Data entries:
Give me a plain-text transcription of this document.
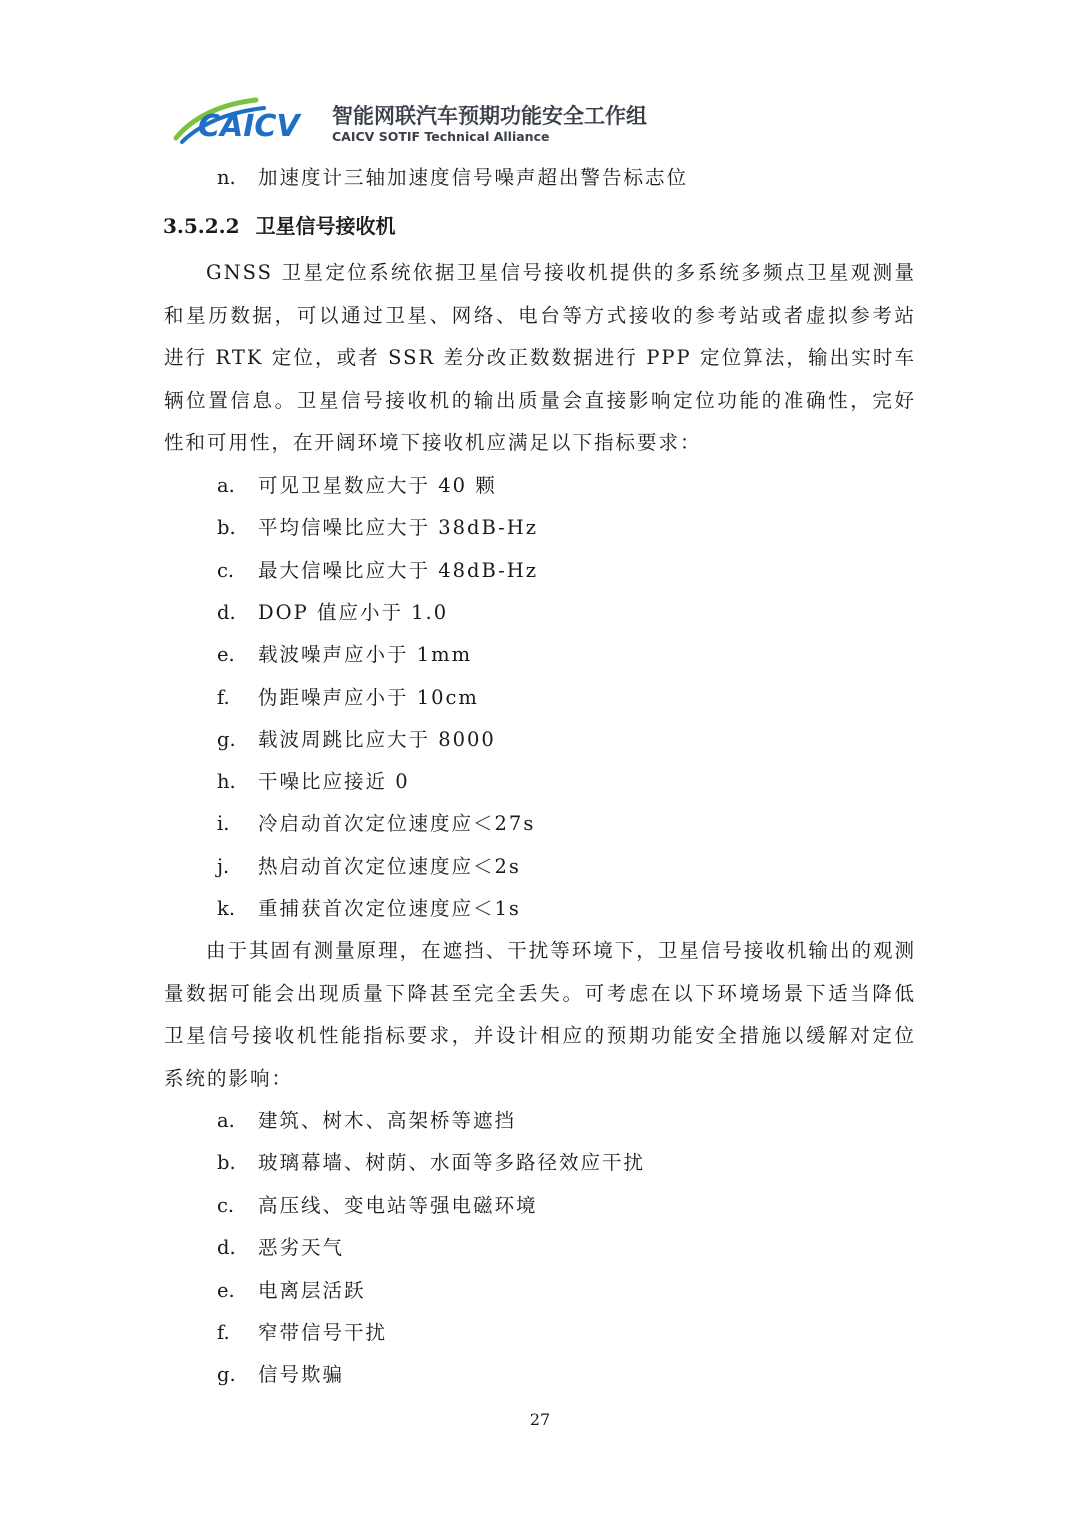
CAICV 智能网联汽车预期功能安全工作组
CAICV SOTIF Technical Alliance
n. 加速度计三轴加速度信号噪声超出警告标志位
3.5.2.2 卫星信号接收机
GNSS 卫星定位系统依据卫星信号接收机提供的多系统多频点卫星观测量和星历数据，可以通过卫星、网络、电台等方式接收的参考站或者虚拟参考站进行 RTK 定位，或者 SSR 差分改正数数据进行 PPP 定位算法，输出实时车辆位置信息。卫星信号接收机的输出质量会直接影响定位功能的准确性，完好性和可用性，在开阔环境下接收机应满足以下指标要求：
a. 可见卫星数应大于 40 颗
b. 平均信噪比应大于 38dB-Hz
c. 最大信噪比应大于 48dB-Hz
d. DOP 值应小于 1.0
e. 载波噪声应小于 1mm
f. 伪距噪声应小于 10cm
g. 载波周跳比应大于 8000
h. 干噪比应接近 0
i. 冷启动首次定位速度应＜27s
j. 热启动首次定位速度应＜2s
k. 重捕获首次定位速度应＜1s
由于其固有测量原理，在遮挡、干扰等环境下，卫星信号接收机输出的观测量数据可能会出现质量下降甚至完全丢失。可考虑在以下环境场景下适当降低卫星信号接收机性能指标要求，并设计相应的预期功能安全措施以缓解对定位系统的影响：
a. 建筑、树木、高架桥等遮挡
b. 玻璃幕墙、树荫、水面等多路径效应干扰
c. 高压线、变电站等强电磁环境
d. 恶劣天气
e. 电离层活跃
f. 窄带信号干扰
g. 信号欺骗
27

--

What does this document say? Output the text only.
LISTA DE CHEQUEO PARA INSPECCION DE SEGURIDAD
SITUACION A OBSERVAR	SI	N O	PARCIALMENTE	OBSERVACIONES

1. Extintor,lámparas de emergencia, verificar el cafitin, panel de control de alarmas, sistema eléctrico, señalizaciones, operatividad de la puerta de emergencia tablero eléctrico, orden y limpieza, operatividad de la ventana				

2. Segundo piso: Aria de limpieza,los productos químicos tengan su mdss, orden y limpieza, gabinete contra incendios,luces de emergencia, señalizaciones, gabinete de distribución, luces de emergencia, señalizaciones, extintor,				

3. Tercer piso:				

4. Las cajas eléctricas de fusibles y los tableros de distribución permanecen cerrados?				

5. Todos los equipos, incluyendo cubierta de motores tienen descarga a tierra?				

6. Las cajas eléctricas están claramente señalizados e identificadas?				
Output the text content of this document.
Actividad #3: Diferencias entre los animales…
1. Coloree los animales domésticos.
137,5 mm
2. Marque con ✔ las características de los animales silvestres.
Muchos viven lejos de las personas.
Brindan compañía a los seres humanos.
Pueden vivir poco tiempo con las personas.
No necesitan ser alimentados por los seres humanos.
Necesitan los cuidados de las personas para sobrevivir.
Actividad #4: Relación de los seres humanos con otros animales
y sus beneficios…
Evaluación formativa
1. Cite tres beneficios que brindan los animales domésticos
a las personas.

— WHAT YOU SHOULD DO —
Out of the material above, gather each line where "señalizaciones" appears.

— FINAL RESULT —
1. Extintor,lámparas de emergencia, verificar el cafitin, panel de control de alarmas, sistema eléctrico, señalizaciones, operatividad de la puerta de emergencia tablero eléctrico, orden y limpieza, operatividad de la ventana				
2. Segundo piso: Aria de limpieza,los productos químicos tengan su mdss, orden y limpieza, gabinete contra incendios,luces de emergencia, señalizaciones, gabinete de distribución, luces de emergencia, señalizaciones, extintor,				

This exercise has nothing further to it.